Exercise brief:
Write the records out again, keeping each line exactly as it is.
____ Given entries
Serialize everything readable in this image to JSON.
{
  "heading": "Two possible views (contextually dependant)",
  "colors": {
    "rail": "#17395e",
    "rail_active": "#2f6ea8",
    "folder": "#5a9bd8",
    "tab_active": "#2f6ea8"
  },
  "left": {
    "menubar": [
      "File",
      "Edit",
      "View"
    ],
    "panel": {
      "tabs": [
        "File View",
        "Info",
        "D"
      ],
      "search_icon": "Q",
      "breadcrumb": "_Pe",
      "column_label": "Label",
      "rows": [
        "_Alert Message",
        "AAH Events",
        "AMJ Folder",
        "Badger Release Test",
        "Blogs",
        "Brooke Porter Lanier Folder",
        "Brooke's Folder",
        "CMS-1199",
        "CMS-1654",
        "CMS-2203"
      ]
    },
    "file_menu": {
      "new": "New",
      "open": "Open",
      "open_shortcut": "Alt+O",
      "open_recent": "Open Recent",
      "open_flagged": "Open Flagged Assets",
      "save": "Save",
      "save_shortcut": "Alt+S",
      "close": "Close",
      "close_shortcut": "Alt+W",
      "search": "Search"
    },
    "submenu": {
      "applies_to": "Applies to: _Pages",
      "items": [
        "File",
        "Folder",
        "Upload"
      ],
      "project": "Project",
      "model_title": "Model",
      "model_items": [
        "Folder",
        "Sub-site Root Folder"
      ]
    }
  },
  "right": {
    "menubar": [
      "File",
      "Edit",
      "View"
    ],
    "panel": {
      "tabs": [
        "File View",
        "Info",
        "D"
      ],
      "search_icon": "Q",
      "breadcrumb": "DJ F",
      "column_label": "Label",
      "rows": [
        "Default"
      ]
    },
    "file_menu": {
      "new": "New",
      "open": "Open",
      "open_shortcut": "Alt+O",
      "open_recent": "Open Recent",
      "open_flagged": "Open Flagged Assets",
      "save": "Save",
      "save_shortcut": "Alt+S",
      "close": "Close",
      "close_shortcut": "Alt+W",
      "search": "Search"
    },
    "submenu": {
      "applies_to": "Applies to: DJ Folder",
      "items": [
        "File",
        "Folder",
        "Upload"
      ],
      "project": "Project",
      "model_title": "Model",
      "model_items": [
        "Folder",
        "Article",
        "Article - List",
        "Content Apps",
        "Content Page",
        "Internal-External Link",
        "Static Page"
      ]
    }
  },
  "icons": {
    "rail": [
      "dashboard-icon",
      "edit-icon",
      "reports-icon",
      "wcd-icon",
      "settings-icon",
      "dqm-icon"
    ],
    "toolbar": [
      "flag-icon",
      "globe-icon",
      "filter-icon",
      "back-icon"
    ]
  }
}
________
Answer to the exercise:
Serialize everything readable in this image to JSON.
{
  "heading": "Two possible views (contextually dependant)",
  "colors": {
    "rail": "#17395e",
    "rail_active": "#2f6ea8",
    "folder": "#5a9bd8",
    "tab_active": "#2f6ea8"
  },
  "left": {
    "menubar": [
      "File",
      "Edit",
      "View"
    ],
    "panel": {
      "tabs": [
        "File View",
        "Info",
        "D"
      ],
      "search_icon": "Q",
      "breadcrumb": "_Pe",
      "column_label": "Label",
      "rows": [
        "_Alert Message",
        "AAH Events",
        "AMJ Folder",
        "Badger Release Test",
        "Blogs",
        "Brooke Porter Lanier Folder",
        "Brooke's Folder",
        "CMS-1199",
        "CMS-1654",
        "CMS-2203"
      ]
    },
    "file_menu": {
      "new": "New",
      "open": "Open",
      "open_shortcut": "Alt+O",
      "open_recent": "Open Recent",
      "open_flagged": "Open Flagged Assets",
      "save": "Save",
      "save_shortcut": "Alt+S",
      "close": "Close",
      "close_shortcut": "Alt+W",
      "search": "Search"
    },
    "submenu": {
      "applies_to": "Applies to: _Pages",
      "items": [
        "File",
        "Folder",
        "Upload"
      ],
      "project": "Project",
      "model_title": "Model",
      "model_items": [
        "Folder",
        "Sub-site Root Folder"
      ]
    }
  },
  "right": {
    "menubar": [
      "File",
      "Edit",
      "View"
    ],
    "panel": {
      "tabs": [
        "File View",
        "Info",
        "D"
      ],
      "search_icon": "Q",
      "breadcrumb": "DJ F",
      "column_label": "Label",
      "rows": [
        "Default"
      ]
    },
    "file_menu": {
      "new": "New",
      "open": "Open",
      "open_shortcut": "Alt+O",
      "open_recent": "Open Recent",
      "open_flagged": "Open Flagged Assets",
      "save": "Save",
      "save_shortcut": "Alt+S",
      "close": "Close",
      "close_shortcut": "Alt+W",
      "search": "Search"
    },
    "submenu": {
      "applies_to": "Applies to: DJ Folder",
      "items": [
        "File",
        "Folder",
        "Upload"
      ],
      "project": "Project",
      "model_title": "Model",
      "model_items": [
        "Folder",
        "Article",
        "Article - List",
        "Content Apps",
        "Content Page",
        "Internal-External Link",
        "Static Page"
      ]
    }
  },
  "icons": {
    "rail": [
      "dashboard-icon",
      "edit-icon",
      "reports-icon",
      "wcd-icon",
      "settings-icon",
      "dqm-icon"
    ],
    "toolbar": [
      "flag-icon",
      "globe-icon",
      "filter-icon",
      "back-icon"
    ]
  }
}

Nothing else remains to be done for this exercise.